=== Problem requirements ===
All lines holding the string "JSON" are to be shown.
-*-*-
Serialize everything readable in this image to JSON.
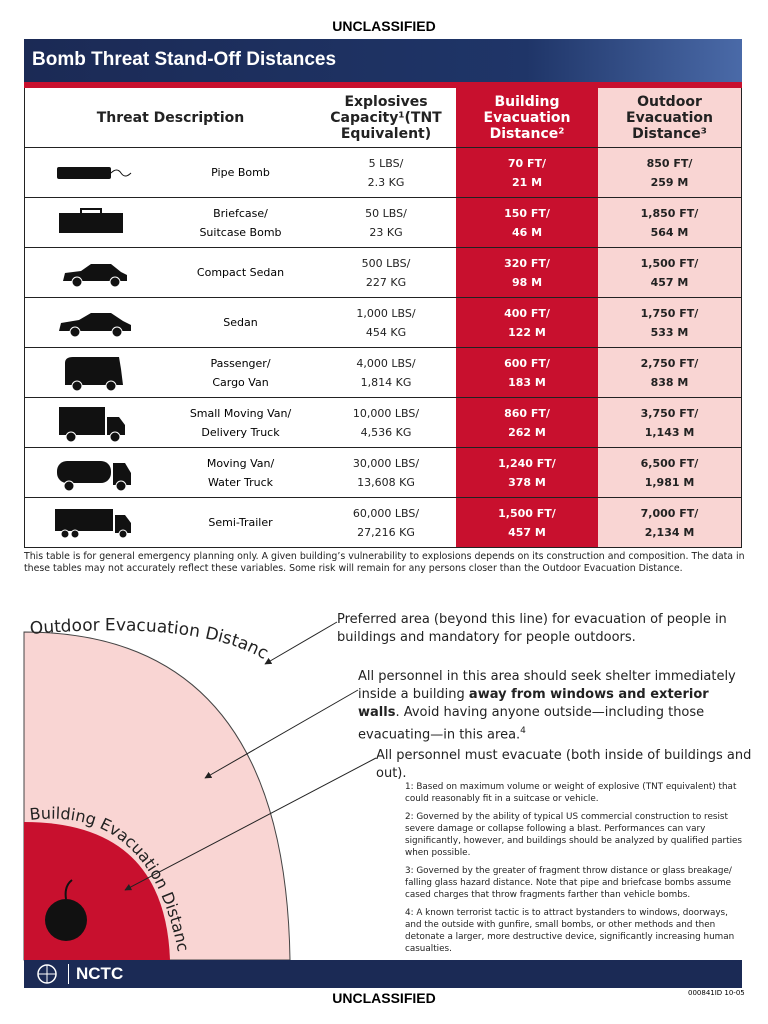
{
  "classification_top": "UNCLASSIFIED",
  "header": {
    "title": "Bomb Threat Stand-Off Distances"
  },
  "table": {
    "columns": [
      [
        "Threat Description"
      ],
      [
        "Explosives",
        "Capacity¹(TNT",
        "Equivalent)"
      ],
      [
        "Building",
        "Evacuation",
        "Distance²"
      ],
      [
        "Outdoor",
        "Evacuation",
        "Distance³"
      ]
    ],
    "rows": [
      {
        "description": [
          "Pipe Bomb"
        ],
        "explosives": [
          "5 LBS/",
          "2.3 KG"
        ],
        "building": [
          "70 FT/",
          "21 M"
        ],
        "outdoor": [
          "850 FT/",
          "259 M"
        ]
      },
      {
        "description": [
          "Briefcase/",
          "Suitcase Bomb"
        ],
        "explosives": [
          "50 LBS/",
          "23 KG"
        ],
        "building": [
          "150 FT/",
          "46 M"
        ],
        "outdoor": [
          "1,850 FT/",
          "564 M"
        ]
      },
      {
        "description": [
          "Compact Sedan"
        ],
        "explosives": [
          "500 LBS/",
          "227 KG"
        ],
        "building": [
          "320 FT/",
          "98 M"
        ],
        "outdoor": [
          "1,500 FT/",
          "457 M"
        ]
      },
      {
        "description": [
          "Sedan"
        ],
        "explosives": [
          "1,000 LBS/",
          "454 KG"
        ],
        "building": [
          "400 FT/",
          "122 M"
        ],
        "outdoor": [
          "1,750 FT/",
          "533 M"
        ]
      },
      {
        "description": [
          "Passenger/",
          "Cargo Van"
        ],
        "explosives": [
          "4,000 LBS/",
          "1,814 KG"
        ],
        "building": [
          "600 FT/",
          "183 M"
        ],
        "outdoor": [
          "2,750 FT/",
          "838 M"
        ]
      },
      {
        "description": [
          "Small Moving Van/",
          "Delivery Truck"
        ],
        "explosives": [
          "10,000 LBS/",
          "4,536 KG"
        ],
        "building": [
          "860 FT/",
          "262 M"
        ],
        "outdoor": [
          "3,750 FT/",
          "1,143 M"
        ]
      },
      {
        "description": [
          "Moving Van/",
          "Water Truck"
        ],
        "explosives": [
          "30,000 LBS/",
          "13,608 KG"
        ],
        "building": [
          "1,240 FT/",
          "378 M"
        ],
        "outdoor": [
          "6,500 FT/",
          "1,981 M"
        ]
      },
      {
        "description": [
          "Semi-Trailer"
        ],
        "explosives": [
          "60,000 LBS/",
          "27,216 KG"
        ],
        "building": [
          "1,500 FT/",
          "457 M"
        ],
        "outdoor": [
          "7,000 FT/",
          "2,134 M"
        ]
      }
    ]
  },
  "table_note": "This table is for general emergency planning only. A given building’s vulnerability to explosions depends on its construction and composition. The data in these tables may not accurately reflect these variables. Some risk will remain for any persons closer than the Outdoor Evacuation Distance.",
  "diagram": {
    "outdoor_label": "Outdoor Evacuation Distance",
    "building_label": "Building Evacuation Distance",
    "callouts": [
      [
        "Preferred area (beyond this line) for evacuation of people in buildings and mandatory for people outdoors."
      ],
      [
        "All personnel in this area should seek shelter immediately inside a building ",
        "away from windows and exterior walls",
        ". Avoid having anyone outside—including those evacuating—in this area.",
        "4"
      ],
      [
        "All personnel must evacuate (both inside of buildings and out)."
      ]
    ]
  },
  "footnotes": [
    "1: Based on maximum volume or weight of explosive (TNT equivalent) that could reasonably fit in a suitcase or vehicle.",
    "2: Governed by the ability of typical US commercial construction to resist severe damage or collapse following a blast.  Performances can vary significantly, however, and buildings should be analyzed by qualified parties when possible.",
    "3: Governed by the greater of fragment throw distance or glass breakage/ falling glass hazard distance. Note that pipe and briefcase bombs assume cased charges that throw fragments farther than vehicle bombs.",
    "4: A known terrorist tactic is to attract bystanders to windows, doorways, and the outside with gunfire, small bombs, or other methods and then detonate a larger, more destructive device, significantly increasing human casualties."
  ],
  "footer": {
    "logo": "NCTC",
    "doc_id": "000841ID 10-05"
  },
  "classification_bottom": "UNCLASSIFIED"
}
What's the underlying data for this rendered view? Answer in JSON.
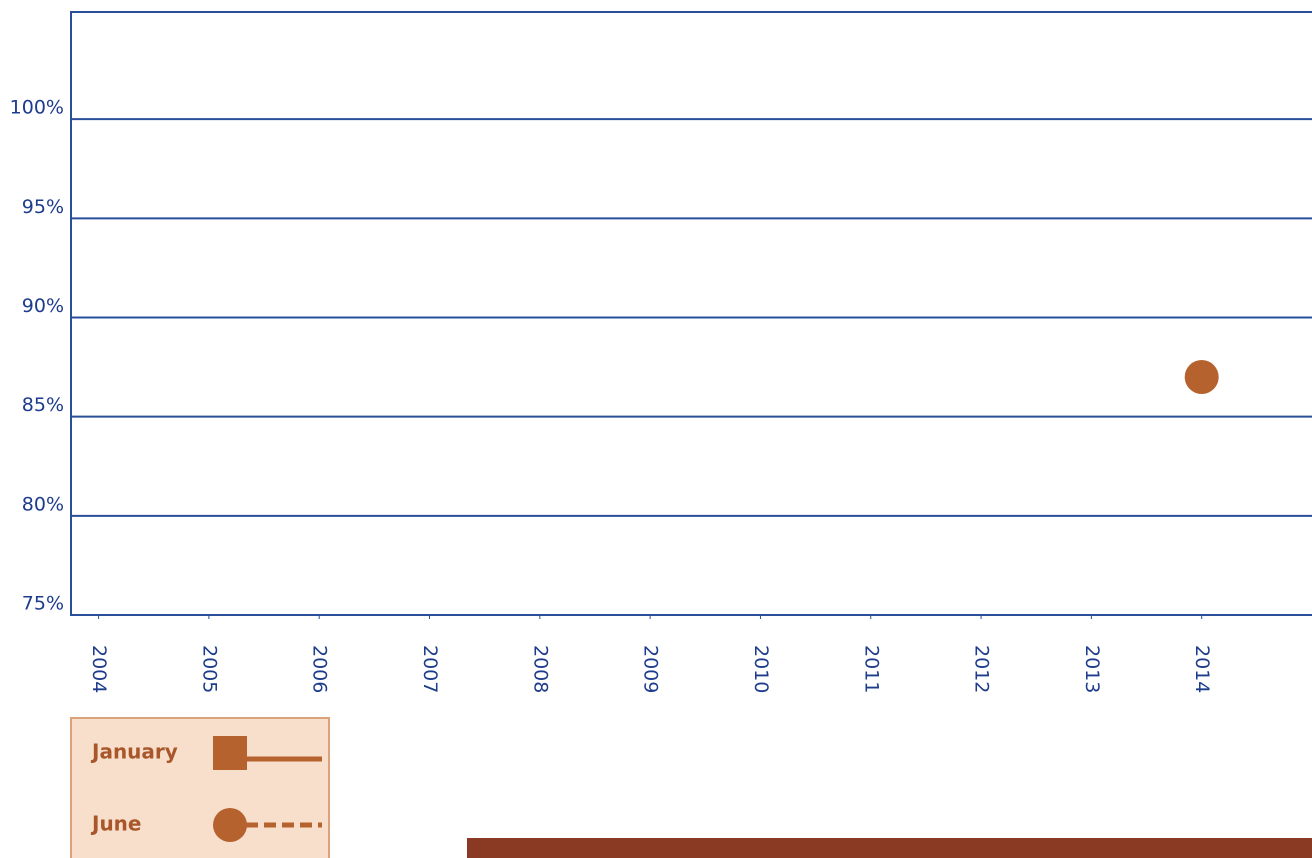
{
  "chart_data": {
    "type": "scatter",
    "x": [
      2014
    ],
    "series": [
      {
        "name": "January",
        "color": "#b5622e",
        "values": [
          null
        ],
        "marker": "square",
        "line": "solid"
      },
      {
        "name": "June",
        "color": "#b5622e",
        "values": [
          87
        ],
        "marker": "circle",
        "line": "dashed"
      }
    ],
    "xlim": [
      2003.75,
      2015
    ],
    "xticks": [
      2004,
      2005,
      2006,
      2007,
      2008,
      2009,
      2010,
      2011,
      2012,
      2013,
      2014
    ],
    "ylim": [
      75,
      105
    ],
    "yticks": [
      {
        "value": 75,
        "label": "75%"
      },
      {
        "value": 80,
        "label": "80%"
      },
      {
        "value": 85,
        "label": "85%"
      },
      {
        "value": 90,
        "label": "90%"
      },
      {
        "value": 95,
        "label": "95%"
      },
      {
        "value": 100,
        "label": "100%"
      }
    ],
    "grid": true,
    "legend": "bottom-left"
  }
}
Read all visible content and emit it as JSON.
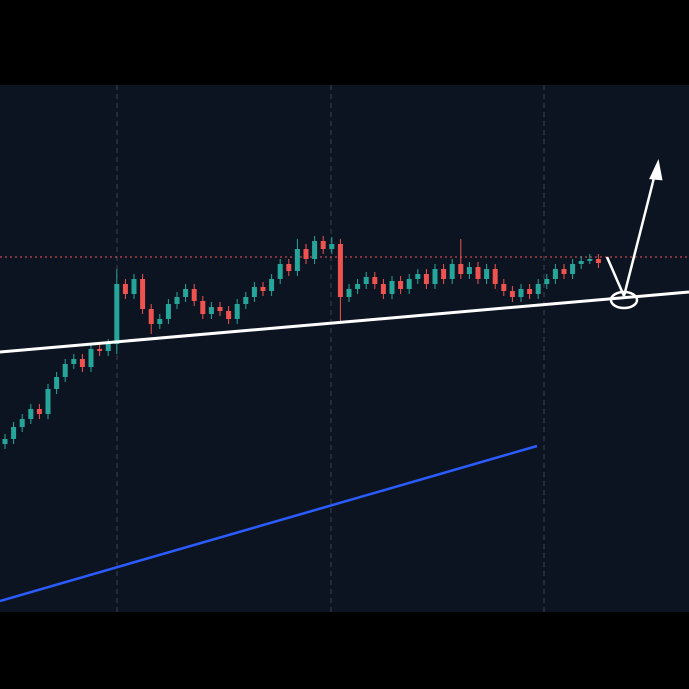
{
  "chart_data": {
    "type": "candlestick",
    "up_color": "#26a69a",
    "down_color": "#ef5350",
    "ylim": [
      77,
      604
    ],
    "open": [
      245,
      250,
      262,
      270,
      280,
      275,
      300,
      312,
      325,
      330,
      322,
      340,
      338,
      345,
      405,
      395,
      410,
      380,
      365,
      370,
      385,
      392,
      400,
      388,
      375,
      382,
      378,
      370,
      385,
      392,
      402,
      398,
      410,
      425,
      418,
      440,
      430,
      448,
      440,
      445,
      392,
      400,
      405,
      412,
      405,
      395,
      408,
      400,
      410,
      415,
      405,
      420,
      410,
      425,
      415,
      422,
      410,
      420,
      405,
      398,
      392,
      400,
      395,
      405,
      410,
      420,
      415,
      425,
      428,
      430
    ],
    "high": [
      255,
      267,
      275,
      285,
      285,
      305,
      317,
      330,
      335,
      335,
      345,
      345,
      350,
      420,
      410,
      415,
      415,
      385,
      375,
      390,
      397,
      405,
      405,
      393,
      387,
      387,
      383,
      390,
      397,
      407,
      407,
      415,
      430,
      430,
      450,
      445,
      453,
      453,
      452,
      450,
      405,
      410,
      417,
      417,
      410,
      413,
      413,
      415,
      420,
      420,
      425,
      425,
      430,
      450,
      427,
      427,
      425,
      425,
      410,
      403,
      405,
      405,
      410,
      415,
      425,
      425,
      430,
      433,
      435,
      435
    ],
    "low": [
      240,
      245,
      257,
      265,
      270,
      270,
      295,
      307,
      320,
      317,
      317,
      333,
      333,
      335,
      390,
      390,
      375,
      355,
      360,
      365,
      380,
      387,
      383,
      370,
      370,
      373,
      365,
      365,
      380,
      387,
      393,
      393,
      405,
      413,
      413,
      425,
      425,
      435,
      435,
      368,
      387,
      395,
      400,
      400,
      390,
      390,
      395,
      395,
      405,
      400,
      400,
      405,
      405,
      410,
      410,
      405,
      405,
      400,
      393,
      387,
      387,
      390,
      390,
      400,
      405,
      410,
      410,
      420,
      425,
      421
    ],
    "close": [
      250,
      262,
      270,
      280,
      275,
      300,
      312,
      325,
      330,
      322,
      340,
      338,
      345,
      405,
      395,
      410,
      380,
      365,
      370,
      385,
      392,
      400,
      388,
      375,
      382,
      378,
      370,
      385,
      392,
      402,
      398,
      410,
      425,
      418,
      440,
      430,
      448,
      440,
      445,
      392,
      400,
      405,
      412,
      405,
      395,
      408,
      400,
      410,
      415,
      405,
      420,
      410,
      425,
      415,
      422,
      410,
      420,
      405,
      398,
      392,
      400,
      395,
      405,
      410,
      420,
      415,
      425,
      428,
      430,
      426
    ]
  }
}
-*-*-
=== Answer ===
Serialize everything readable in this image to JSON.
What's the underlying data for this rendered view? Answer in JSON.
Read all visible content and emit it as JSON.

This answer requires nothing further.